In the records below, find the line containing "Output the text content of this document."; copy exactly that line and all lines after it to the end, and nothing else.

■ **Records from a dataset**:
· · · ·

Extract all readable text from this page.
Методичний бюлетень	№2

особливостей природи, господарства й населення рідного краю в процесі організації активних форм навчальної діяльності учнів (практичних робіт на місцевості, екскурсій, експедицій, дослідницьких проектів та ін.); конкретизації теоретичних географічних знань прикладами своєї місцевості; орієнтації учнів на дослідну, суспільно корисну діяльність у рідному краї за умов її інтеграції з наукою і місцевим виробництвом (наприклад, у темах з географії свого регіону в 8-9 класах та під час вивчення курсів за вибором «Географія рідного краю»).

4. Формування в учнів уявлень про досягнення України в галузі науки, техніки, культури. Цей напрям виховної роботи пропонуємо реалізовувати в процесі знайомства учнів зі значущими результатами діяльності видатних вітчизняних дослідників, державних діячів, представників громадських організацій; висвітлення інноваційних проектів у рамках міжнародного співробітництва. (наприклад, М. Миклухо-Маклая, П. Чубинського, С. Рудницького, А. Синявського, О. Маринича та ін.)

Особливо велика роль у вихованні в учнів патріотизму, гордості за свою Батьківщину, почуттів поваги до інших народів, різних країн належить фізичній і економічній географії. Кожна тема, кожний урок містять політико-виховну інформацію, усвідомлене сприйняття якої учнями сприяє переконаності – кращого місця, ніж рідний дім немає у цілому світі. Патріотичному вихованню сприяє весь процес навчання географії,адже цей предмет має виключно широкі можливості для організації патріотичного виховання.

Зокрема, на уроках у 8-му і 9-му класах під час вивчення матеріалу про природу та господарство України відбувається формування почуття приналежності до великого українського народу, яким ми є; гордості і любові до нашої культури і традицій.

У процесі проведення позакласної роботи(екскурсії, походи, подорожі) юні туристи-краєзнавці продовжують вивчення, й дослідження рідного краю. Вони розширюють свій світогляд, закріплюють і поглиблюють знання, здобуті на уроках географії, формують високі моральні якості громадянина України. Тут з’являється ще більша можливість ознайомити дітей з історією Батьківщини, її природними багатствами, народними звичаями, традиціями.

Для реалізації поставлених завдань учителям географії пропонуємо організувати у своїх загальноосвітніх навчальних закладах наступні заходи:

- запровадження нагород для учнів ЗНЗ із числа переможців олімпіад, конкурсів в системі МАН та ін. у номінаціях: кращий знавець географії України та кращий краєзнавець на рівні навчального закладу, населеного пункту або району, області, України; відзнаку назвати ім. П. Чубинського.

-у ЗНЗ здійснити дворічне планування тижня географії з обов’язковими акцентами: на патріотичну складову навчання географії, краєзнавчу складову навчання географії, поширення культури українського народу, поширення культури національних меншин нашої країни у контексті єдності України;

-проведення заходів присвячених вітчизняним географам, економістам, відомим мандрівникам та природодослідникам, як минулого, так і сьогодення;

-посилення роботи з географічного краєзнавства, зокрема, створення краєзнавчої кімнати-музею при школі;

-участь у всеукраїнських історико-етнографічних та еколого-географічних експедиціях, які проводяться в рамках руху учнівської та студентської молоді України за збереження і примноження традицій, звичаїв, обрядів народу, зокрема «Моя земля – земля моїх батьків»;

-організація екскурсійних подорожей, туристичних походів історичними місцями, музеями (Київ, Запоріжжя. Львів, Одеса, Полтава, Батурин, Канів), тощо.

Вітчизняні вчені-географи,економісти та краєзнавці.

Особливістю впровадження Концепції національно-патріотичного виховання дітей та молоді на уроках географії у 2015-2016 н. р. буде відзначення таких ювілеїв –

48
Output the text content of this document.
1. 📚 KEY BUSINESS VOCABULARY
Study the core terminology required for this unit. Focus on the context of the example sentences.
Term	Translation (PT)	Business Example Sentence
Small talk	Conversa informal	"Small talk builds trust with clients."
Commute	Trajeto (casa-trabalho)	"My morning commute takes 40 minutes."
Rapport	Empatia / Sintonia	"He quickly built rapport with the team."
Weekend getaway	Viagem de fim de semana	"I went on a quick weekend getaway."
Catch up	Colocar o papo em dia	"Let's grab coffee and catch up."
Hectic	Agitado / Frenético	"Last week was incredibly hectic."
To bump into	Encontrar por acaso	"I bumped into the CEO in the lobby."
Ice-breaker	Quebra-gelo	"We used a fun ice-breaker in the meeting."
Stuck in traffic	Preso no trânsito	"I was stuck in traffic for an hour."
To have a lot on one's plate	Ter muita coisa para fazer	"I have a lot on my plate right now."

· · · ·

■ **Solution**:
Output the text content of this document.
1. 📚 KEY BUSINESS VOCABULARY
Study the core terminology required for this unit. Focus on the context of the example sentences.
Term	Translation (PT)	Business Example Sentence
Small talk	Conversa informal	"Small talk builds trust with clients."
Commute	Trajeto (casa-trabalho)	"My morning commute takes 40 minutes."
Rapport	Empatia / Sintonia	"He quickly built rapport with the team."
Weekend getaway	Viagem de fim de semana	"I went on a quick weekend getaway."
Catch up	Colocar o papo em dia	"Let's grab coffee and catch up."
Hectic	Agitado / Frenético	"Last week was incredibly hectic."
To bump into	Encontrar por acaso	"I bumped into the CEO in the lobby."
Ice-breaker	Quebra-gelo	"We used a fun ice-breaker in the meeting."
Stuck in traffic	Preso no trânsito	"I was stuck in traffic for an hour."
To have a lot on one's plate	Ter muita coisa para fazer	"I have a lot on my plate right now."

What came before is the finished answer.